* [GOAL]:
Copy nothing but the text: repeat each entry exactly and drop the images.

* [GIVEN ENTRIES]:
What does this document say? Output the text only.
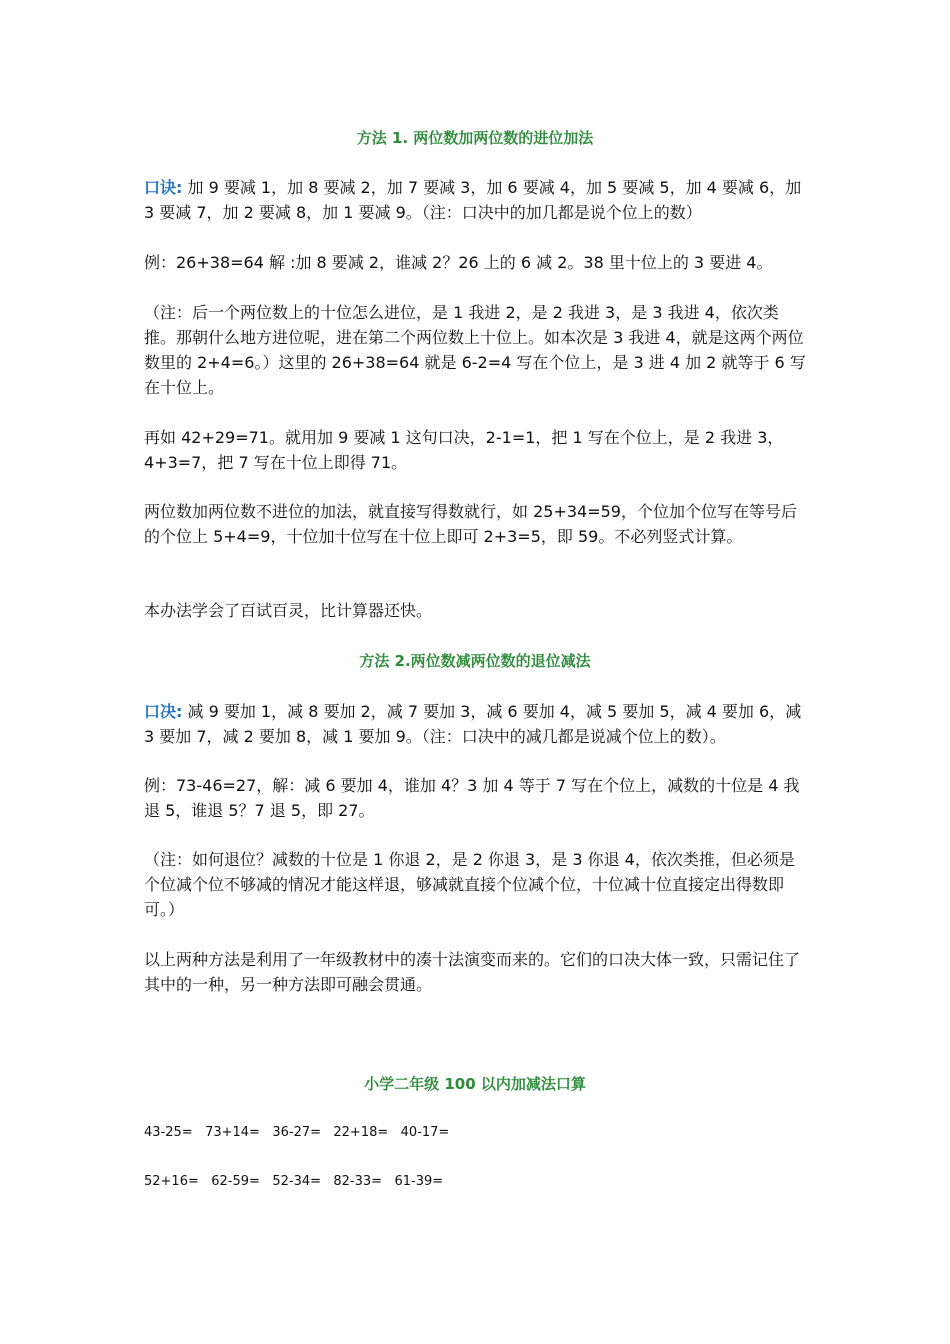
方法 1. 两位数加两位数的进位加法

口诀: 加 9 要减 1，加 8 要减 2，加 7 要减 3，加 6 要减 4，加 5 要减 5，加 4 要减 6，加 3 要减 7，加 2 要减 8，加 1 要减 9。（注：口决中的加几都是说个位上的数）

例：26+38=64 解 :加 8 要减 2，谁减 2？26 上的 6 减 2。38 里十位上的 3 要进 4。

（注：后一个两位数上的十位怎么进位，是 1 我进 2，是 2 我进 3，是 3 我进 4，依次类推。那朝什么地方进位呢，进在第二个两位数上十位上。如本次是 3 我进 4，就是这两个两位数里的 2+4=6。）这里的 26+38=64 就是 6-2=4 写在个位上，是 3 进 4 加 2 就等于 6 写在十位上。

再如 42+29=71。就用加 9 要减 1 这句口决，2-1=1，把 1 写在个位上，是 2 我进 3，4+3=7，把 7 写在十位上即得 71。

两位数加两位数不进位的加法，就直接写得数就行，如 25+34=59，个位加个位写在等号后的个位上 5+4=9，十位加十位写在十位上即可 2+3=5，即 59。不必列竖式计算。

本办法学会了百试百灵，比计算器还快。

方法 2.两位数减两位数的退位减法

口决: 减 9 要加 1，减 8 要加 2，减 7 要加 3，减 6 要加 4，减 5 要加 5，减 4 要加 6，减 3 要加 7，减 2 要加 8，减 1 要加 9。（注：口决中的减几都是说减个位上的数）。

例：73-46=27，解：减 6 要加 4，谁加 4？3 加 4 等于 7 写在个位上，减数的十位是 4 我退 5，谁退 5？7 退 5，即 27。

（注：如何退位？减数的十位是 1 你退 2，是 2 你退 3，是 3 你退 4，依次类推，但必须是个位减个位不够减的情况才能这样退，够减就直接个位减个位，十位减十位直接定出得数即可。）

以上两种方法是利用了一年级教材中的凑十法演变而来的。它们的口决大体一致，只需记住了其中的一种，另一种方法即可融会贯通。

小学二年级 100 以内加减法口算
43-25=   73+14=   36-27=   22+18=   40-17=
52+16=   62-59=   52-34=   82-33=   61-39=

* [TASK OUTPUT]:
What does this document say? Output the text only.
方法 1. 两位数加两位数的进位加法

口诀: 加 9 要减 1，加 8 要减 2，加 7 要减 3，加 6 要减 4，加 5 要减 5，加 4 要减 6，加 3 要减 7，加 2 要减 8，加 1 要减 9。（注：口决中的加几都是说个位上的数）

例：26+38=64 解 :加 8 要减 2，谁减 2？26 上的 6 减 2。38 里十位上的 3 要进 4。

（注：后一个两位数上的十位怎么进位，是 1 我进 2，是 2 我进 3，是 3 我进 4，依次类推。那朝什么地方进位呢，进在第二个两位数上十位上。如本次是 3 我进 4，就是这两个两位数里的 2+4=6。）这里的 26+38=64 就是 6-2=4 写在个位上，是 3 进 4 加 2 就等于 6 写在十位上。

再如 42+29=71。就用加 9 要减 1 这句口决，2-1=1，把 1 写在个位上，是 2 我进 3，4+3=7，把 7 写在十位上即得 71。

两位数加两位数不进位的加法，就直接写得数就行，如 25+34=59，个位加个位写在等号后的个位上 5+4=9，十位加十位写在十位上即可 2+3=5，即 59。不必列竖式计算。

本办法学会了百试百灵，比计算器还快。

方法 2.两位数减两位数的退位减法

口决: 减 9 要加 1，减 8 要加 2，减 7 要加 3，减 6 要加 4，减 5 要加 5，减 4 要加 6，减 3 要加 7，减 2 要加 8，减 1 要加 9。（注：口决中的减几都是说减个位上的数）。

例：73-46=27，解：减 6 要加 4，谁加 4？3 加 4 等于 7 写在个位上，减数的十位是 4 我退 5，谁退 5？7 退 5，即 27。

（注：如何退位？减数的十位是 1 你退 2，是 2 你退 3，是 3 你退 4，依次类推，但必须是个位减个位不够减的情况才能这样退，够减就直接个位减个位，十位减十位直接定出得数即可。）

以上两种方法是利用了一年级教材中的凑十法演变而来的。它们的口决大体一致，只需记住了其中的一种，另一种方法即可融会贯通。

小学二年级 100 以内加减法口算
43-25=   73+14=   36-27=   22+18=   40-17=
52+16=   62-59=   52-34=   82-33=   61-39=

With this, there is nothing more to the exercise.